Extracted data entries
Content starts
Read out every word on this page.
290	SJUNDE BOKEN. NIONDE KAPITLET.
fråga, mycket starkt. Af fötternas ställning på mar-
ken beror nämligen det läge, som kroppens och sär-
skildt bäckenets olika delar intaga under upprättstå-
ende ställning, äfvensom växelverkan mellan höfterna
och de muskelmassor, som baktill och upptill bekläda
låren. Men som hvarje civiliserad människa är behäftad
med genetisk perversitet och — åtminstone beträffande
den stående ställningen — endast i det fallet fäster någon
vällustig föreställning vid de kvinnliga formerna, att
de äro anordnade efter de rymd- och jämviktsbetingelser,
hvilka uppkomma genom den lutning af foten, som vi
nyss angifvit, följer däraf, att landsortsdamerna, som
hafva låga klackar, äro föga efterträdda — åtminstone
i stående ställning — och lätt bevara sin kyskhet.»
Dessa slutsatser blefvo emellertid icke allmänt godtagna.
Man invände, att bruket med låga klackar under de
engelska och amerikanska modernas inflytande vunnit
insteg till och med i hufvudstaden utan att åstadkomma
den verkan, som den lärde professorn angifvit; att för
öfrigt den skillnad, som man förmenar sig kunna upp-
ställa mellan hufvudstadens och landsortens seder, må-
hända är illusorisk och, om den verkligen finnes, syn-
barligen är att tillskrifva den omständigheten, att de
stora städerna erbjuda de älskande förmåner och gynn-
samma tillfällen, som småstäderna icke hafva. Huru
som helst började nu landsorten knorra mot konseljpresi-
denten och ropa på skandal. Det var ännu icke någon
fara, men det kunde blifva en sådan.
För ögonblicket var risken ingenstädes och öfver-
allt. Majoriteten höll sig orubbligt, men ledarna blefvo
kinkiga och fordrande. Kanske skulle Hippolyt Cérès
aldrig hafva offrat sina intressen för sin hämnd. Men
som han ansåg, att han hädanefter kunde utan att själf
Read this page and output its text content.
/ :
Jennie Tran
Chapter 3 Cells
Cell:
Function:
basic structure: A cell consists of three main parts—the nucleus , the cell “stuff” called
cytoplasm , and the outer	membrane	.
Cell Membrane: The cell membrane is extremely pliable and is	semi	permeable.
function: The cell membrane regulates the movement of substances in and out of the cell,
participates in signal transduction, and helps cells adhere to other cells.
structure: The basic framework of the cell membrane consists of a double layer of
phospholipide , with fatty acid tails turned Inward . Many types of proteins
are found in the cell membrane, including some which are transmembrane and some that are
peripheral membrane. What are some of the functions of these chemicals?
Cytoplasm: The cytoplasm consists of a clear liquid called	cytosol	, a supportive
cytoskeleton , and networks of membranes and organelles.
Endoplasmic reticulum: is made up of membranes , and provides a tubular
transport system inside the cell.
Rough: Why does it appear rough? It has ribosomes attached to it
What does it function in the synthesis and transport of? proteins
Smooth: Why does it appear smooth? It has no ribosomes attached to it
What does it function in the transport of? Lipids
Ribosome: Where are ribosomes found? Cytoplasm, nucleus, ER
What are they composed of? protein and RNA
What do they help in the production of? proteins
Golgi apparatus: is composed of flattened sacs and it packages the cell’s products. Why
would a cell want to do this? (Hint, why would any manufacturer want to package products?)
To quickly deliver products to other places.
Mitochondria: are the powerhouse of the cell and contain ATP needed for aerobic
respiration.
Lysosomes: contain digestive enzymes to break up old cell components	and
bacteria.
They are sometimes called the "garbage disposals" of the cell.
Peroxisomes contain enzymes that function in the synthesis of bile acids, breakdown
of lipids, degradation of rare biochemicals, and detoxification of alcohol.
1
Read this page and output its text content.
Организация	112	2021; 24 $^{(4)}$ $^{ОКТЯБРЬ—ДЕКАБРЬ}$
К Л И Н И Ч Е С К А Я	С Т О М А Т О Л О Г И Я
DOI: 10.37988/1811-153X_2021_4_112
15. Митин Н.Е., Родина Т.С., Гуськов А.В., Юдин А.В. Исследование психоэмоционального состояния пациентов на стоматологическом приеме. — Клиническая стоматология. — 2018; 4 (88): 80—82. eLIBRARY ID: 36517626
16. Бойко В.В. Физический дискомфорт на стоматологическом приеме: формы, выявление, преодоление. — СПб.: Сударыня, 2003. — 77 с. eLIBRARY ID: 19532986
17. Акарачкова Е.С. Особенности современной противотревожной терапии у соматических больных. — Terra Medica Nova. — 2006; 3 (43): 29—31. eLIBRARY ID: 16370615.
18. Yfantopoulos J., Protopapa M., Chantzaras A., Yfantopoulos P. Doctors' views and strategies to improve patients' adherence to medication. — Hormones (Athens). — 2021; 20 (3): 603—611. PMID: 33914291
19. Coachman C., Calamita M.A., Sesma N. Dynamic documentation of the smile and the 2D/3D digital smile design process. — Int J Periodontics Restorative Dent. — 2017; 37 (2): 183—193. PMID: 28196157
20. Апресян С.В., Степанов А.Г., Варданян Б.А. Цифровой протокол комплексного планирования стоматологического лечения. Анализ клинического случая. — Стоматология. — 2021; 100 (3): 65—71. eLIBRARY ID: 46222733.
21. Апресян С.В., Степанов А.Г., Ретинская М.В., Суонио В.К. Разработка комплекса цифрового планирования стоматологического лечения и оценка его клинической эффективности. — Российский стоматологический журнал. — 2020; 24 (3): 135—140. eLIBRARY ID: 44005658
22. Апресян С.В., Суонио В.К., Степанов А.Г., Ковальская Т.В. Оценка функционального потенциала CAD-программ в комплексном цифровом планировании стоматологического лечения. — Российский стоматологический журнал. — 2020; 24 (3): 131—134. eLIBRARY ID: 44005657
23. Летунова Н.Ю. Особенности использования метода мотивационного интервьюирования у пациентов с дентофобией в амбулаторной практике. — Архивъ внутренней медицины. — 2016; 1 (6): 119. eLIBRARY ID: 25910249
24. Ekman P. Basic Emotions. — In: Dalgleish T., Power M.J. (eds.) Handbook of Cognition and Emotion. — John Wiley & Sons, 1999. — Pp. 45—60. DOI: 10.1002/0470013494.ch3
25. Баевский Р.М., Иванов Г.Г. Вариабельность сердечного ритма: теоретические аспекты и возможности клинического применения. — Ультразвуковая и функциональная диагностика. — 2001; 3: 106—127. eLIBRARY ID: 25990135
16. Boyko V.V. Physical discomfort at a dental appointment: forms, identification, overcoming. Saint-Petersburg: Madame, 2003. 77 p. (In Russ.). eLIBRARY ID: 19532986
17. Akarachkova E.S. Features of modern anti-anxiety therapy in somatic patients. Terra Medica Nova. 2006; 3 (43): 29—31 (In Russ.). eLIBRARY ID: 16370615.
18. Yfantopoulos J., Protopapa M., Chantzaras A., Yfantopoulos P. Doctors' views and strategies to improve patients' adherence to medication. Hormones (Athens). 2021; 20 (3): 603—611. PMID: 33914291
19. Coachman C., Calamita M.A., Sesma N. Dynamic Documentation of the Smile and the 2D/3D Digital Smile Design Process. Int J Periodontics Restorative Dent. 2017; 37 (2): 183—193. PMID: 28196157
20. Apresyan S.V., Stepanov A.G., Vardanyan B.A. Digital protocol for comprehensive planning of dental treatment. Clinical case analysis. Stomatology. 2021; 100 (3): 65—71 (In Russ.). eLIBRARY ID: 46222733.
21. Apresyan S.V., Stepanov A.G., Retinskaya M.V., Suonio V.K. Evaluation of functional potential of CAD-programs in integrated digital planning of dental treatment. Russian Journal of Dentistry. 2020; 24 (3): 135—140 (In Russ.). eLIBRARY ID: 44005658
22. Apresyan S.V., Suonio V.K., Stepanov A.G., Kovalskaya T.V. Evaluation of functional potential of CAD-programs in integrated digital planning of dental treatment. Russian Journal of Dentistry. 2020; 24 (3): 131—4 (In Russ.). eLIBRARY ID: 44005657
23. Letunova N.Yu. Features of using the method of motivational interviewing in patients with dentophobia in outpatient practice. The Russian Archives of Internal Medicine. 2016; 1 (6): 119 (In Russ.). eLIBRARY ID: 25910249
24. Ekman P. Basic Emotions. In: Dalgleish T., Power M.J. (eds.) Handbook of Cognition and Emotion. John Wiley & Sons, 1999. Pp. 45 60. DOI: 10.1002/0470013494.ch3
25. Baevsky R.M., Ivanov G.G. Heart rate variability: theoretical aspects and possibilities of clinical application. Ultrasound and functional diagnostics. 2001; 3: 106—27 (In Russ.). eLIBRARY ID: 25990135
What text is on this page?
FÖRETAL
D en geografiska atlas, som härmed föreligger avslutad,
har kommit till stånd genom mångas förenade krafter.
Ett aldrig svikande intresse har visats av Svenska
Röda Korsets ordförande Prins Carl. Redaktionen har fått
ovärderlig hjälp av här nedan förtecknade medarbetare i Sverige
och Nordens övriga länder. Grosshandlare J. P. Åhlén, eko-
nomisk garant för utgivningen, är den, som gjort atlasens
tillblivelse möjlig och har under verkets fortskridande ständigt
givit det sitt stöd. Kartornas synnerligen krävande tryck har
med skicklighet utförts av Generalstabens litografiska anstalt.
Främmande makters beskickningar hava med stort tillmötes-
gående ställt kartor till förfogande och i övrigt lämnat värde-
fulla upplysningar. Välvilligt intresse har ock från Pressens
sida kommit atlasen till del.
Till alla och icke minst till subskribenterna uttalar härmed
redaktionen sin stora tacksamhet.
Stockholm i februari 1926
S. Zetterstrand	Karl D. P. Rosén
Content ends
◆ AIM OF THE TASK
Among the entries above, how many lines have the string "blefvo" in them? Only the number should be given.

◆ OUTPUT OF THE TASK
2